*Problem statement*.
Pick out each line containing the string "dice" and copy it.
## BEGIN Dataset records
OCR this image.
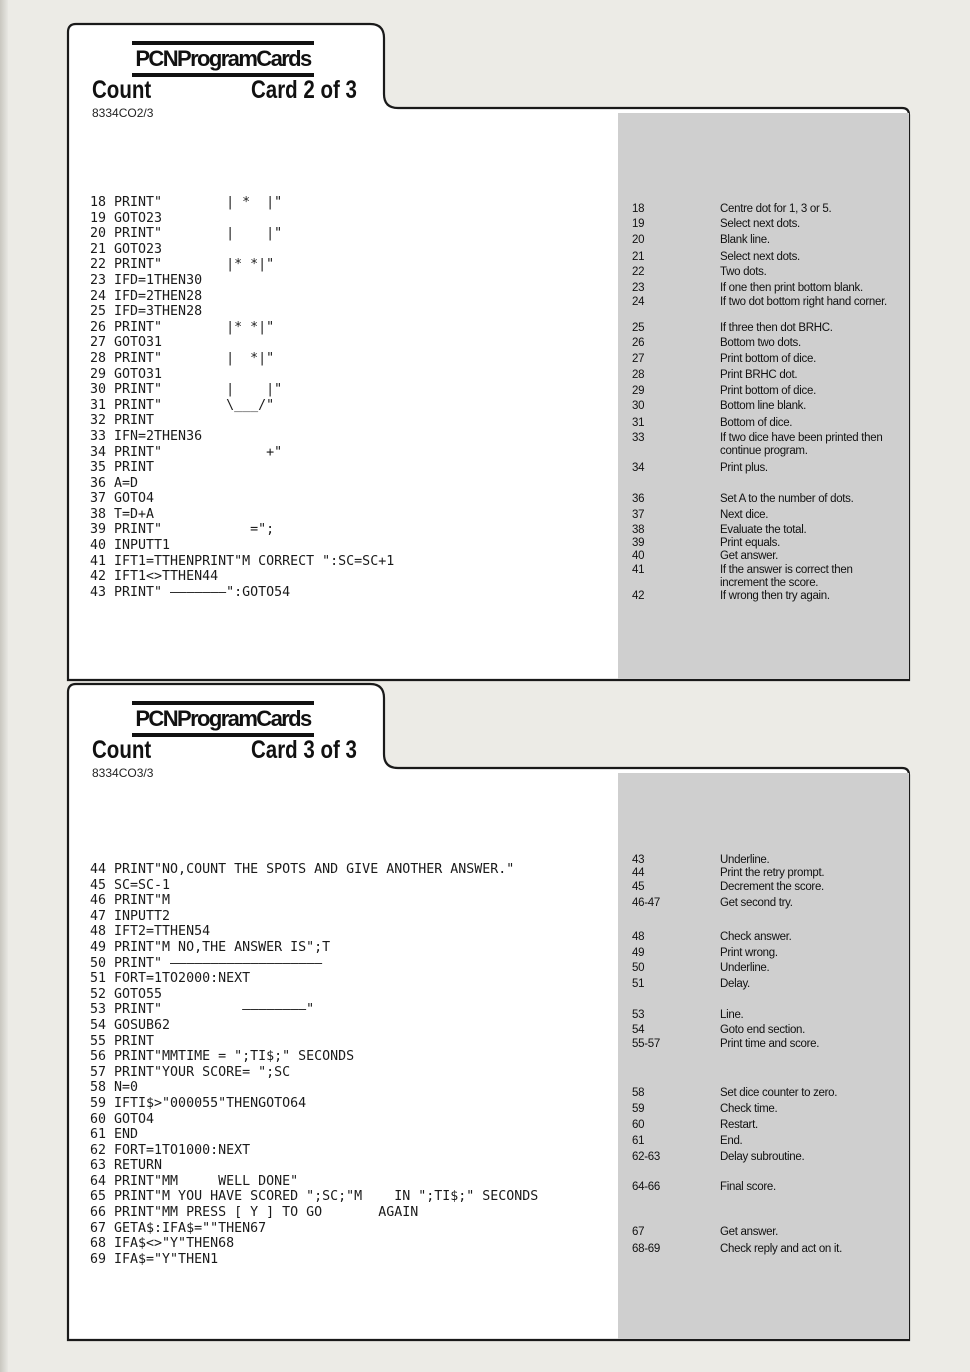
PCNProgramCards
Count	Card 2 of 3
8334CO2/3
18 PRINT"        | *  |"
19 GOTO23
20 PRINT"        |    |"
21 GOTO23
22 PRINT"        |* *|"
23 IFD=1THEN30
24 IFD=2THEN28
25 IFD=3THEN28
26 PRINT"        |* *|"
27 GOTO31
28 PRINT"        |  *|"
29 GOTO31
30 PRINT"        |    |"
31 PRINT"        \___/"
32 PRINT
33 IFN=2THEN36
34 PRINT"             +"
35 PRINT
36 A=D
37 GOTO4
38 T=D+A
39 PRINT"           =";
40 INPUTT1
41 IFT1=TTHENPRINT"M CORRECT ":SC=SC+1
42 IFT1<>TTHEN44
43 PRINT" ———————":GOTO54
18	Centre dot for 1, 3 or 5.
19	Select next dots.
20	Blank line.
21	Select next dots.
22	Two dots.
23	If one then print bottom blank.
24	If two dot bottom right hand corner.
25	If three then dot BRHC.
26	Bottom two dots.
27	Print bottom of dice.
28	Print BRHC dot.
29	Print bottom of dice.
30	Bottom line blank.
31	Bottom of dice.
33	If two dice have been printed then continue program.
34	Print plus.
36	Set A to the number of dots.
37	Next dice.
38	Evaluate the total.
39	Print equals.
40	Get answer.
41	If the answer is correct then increment the score.
42	If wrong then try again.
PCNProgramCards
Count	Card 3 of 3
8334CO3/3
44 PRINT"NO,COUNT THE SPOTS AND GIVE ANOTHER ANSWER."
45 SC=SC-1
46 PRINT"M
47 INPUTT2
48 IFT2=TTHEN54
49 PRINT"M NO,THE ANSWER IS";T
50 PRINT" ———————————————————
51 FORT=1TO2000:NEXT
52 GOTO55
53 PRINT"          ————————"
54 GOSUB62
55 PRINT
56 PRINT"MMTIME = ";TI$;" SECONDS
57 PRINT"YOUR SCORE= ";SC
58 N=0
59 IFTI$>"000055"THENGOTO64
60 GOTO4
61 END
62 FORT=1TO1000:NEXT
63 RETURN
64 PRINT"MM     WELL DONE"
65 PRINT"M YOU HAVE SCORED ";SC;"M    IN ";TI$;" SECONDS
66 PRINT"MM PRESS [ Y ] TO GO       AGAIN
67 GETA$:IFA$=""THEN67
68 IFA$<>"Y"THEN68
69 IFA$="Y"THEN1
43	Underline.
44	Print the retry prompt.
45	Decrement the score.
46-47	Get second try.
48	Check answer.
49	Print wrong.
50	Underline.
51	Delay.
53	Line.
54	Goto end section.
55-57	Print time and score.
58	Set dice counter to zero.
59	Check time.
60	Restart.
61	End.
62-63	Delay subroutine.
64-66	Final score.
67	Get answer.
68-69	Check reply and act on it.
## END Dataset records
*Finished task*.
27	Print bottom of dice.
29	Print bottom of dice.
31	Bottom of dice.
33	If two dice have been printed then continue program.
37	Next dice.
58	Set dice counter to zero.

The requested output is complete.